- SHORT PROBLEM -
In the piece on myths about being a black entrepreneur, how many hours a day do many of the black entrepreneurs the writer knows work?

I have seen it time and again, and I am not cut out to take that, but I liked working in the industry, so the ONLY way for me to do it was to own my own business. If you are thinking about making the switch to being a black entrepreneur, there are a few things you should know off the bat. Please consider these things BEFORE you make the leap.

We Make a lot of Money

Ideally, you can, but not initially. You are learning how the operation works, hiring and firing, organizing, getting your taxes in order buying supplies, finding clients, and getting everything in order. For the first two to five years, unless you have a BRILLIANT idea and funding, you will probably struggle for a while, but all is not lost.

The benefit and the “high” of working for yourself are worth it if you can hang in there. Typically, the rules for minority black entrepreneurs are different.

We don’t often have a lot of financial resources, and if we make the leap to being a black entrepreneur, the last thing we want is investors breathing down our necks but there are some ideas where you MUST get investors involved.

As the old saying goes, when you start-up uses OTHER people’s money instead of your own or your family’s.

We Do Nothing All Day

Yeah, nothing all day but WORK. Don’t I wish? Eventually, you do get to a point where you learn the rhythm, but I know many black entrepreneurs that work 8 to 18-hour days.  

The wise ones ALWAYS keep an eye on the bottom line even if they are able to work less and have people in place to watch over their businesses, but we work, and we work a LOT.

Once again, the high of knowing the business belongs to you and the fact that you are doing what you really WANT to do makes the time go by VERY fast.

Anyone can be an Entrepreneur

Not so. It takes a lot of discipline, patience, creativity, flexibility, money shifting, savvy, selling, control, relationship building, and determination. Few people can do all those things and still find a way to pay the bills when a client is and will always be late payment.

You Set Your Own Schedule

Yes and no, it all depends on what you do and how you do it. Eventually, you can, but not initially; the business sets your schedule for you.

You Only do One Job and Hire Other People to do the other ones

In a perfect black entrepreneur world… absolutely in the real world, HELL NO. You do ALL the jobs for the first couple of years and there are certainly some things you are not going to be good at and hate but they have to get done.

The first couple of years is the true test for the black entrepreneur to see what you are made of. If you can do all the work and still reach your bottom line, you are where you need to be.

Great Entrepreneur Think of Ways to Make Money First

Nope, those are usually the ones who fail miserably. If you are in the business of buying and selling businesses, then yes, this will work.

- DATA EXTRACT -
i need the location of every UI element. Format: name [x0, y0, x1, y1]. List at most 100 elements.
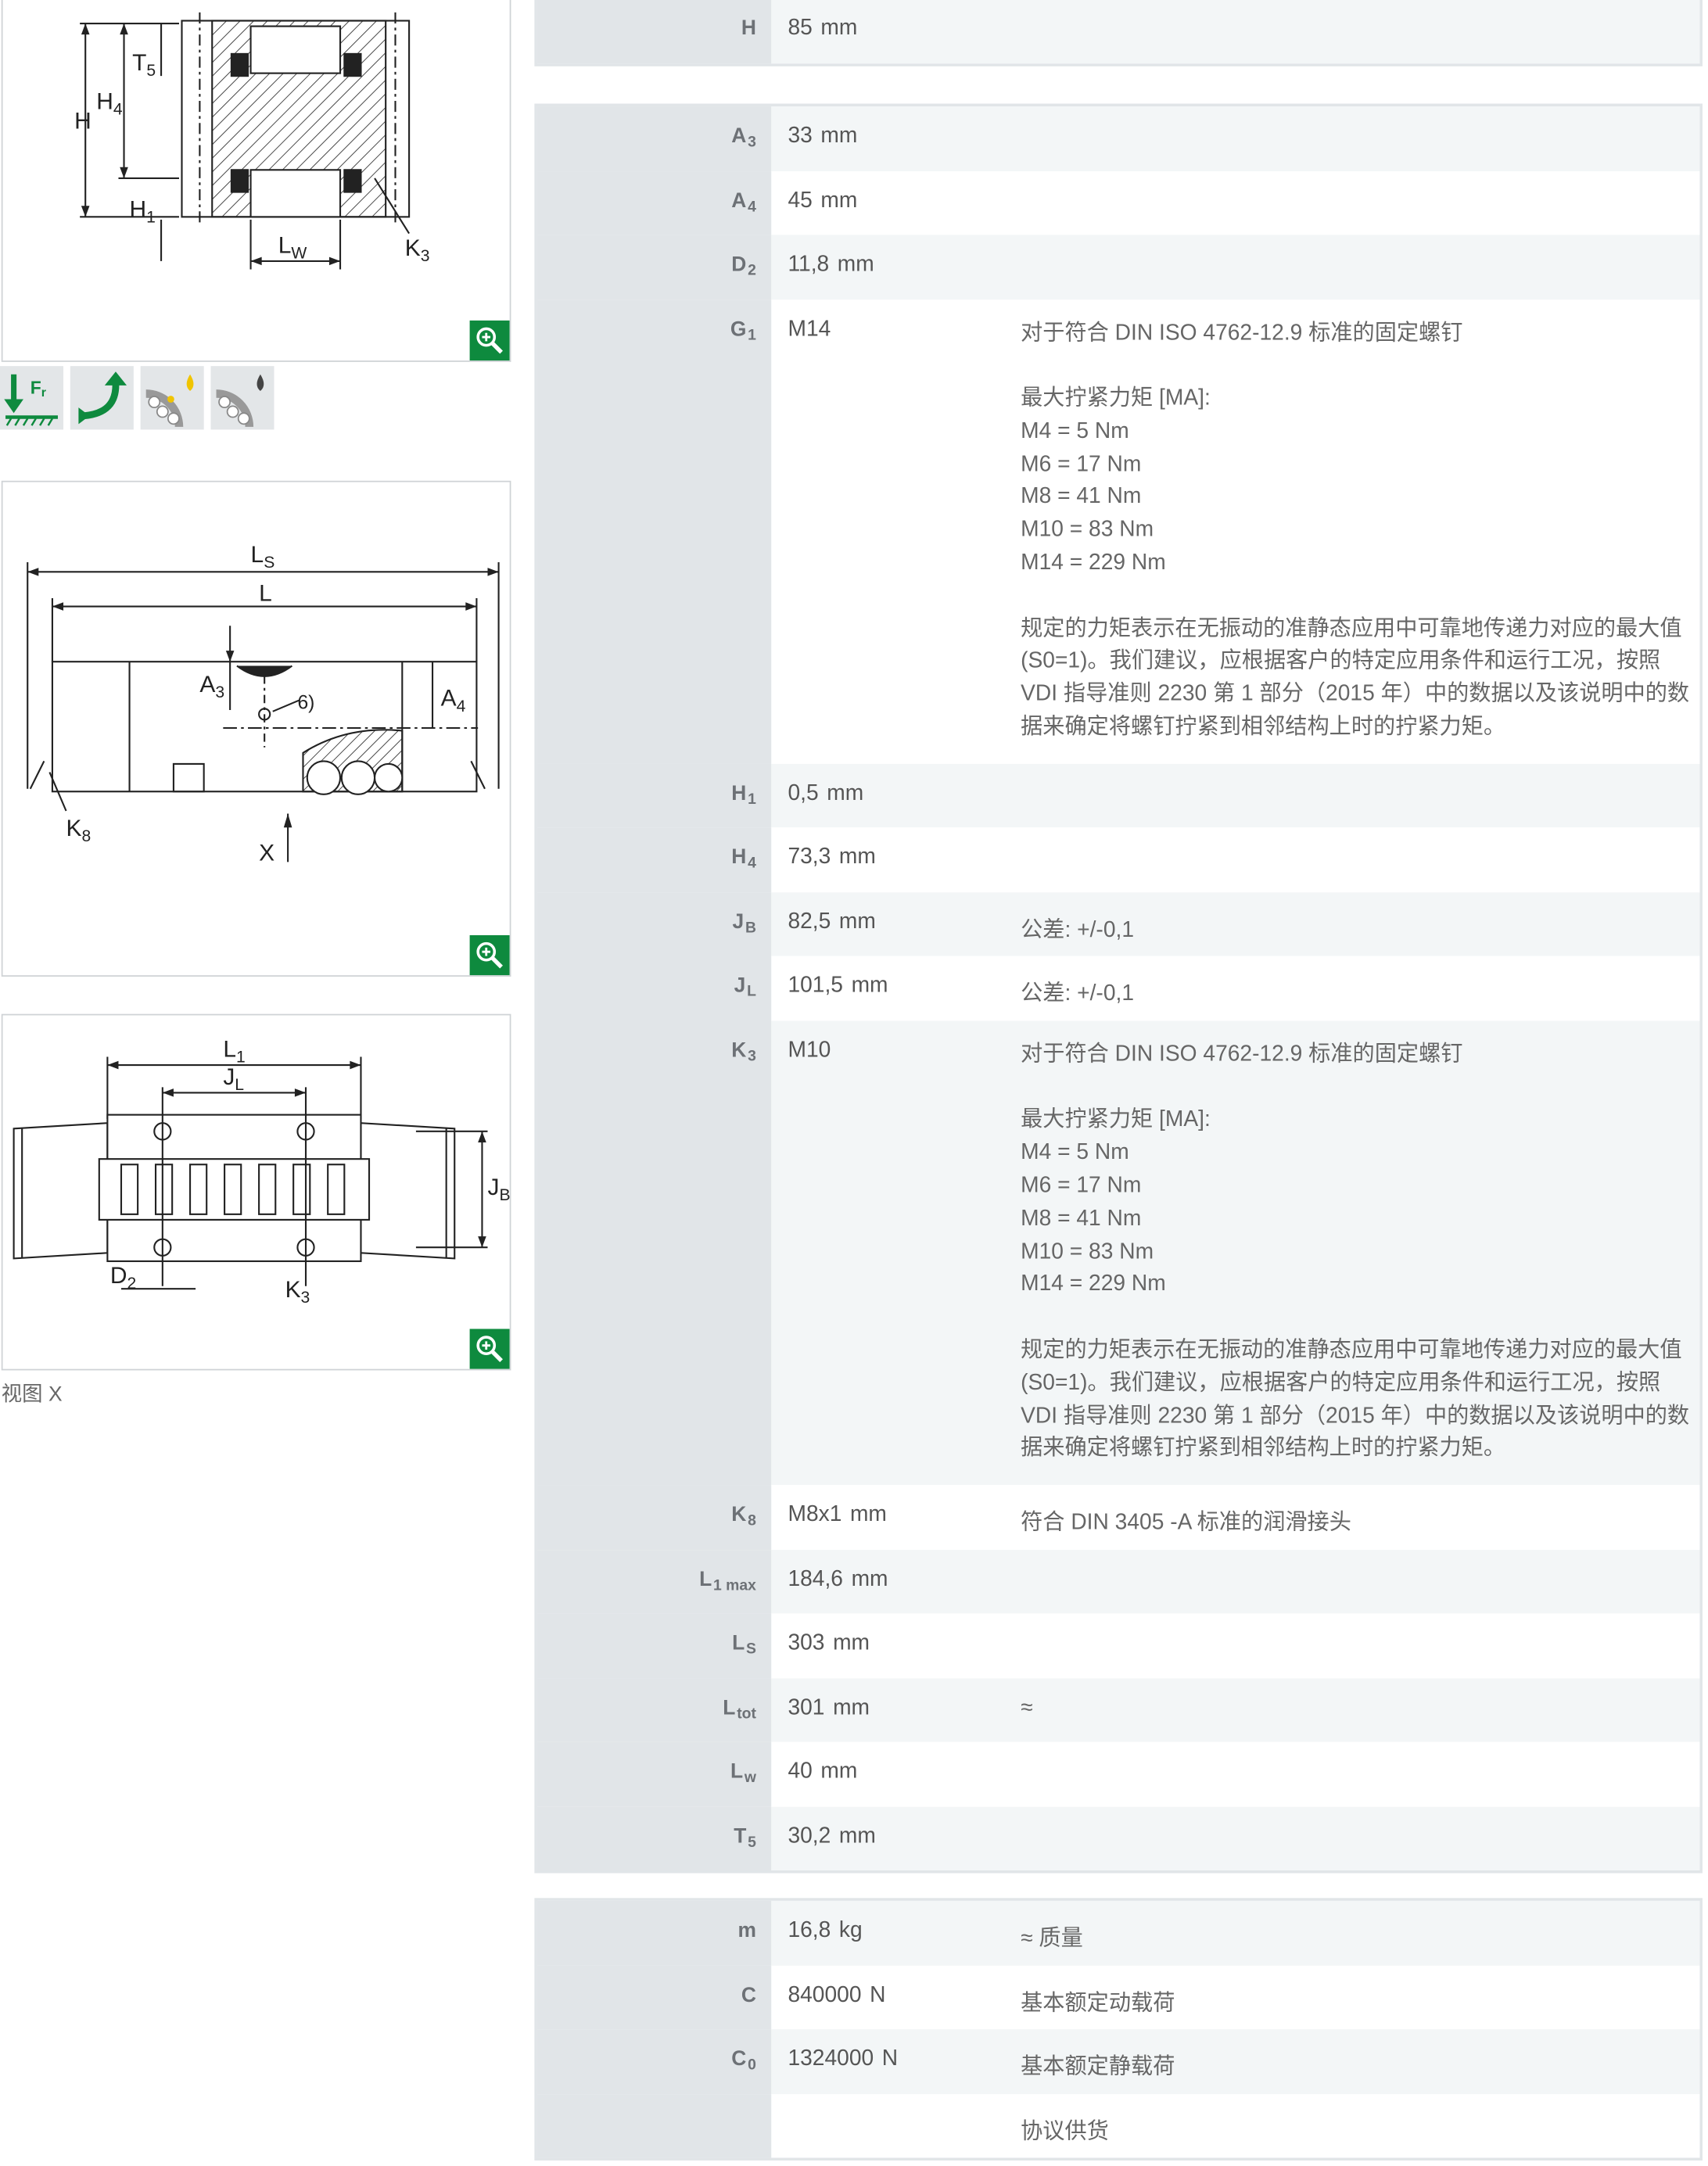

- FINISHED ANSWER -
They work 8 to 18-hour days.